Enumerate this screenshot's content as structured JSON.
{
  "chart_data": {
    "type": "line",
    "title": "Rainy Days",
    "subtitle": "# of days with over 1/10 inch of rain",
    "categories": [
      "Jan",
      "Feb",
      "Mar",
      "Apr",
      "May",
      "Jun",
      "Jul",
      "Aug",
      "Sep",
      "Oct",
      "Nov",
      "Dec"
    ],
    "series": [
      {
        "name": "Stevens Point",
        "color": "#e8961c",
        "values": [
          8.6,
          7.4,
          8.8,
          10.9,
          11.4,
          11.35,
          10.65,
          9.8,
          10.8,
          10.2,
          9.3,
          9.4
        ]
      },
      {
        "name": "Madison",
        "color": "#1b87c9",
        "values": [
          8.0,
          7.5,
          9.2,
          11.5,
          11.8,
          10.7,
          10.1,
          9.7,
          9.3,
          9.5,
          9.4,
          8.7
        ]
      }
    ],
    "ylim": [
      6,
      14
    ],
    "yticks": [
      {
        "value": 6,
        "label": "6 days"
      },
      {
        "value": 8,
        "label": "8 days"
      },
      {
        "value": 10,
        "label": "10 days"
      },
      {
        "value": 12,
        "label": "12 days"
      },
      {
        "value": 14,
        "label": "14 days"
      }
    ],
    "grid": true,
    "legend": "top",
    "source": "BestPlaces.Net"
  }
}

######

Transcribe the records above exactly as they appear.

Enumerate this screenshot's content as structured JSON.
{
  "chart_data": {
    "type": "line",
    "title": "Rainy Days",
    "subtitle": "# of days with over 1/10 inch of rain",
    "categories": [
      "Jan",
      "Feb",
      "Mar",
      "Apr",
      "May",
      "Jun",
      "Jul",
      "Aug",
      "Sep",
      "Oct",
      "Nov",
      "Dec"
    ],
    "series": [
      {
        "name": "Stevens Point",
        "color": "#e8961c",
        "values": [
          8.6,
          7.4,
          8.8,
          10.9,
          11.4,
          11.35,
          10.65,
          9.8,
          10.8,
          10.2,
          9.3,
          9.4
        ]
      },
      {
        "name": "Madison",
        "color": "#1b87c9",
        "values": [
          8.0,
          7.5,
          9.2,
          11.5,
          11.8,
          10.7,
          10.1,
          9.7,
          9.3,
          9.5,
          9.4,
          8.7
        ]
      }
    ],
    "ylim": [
      6,
      14
    ],
    "yticks": [
      {
        "value": 6,
        "label": "6 days"
      },
      {
        "value": 8,
        "label": "8 days"
      },
      {
        "value": 10,
        "label": "10 days"
      },
      {
        "value": 12,
        "label": "12 days"
      },
      {
        "value": 14,
        "label": "14 days"
      }
    ],
    "grid": true,
    "legend": "top",
    "source": "BestPlaces.Net"
  }
}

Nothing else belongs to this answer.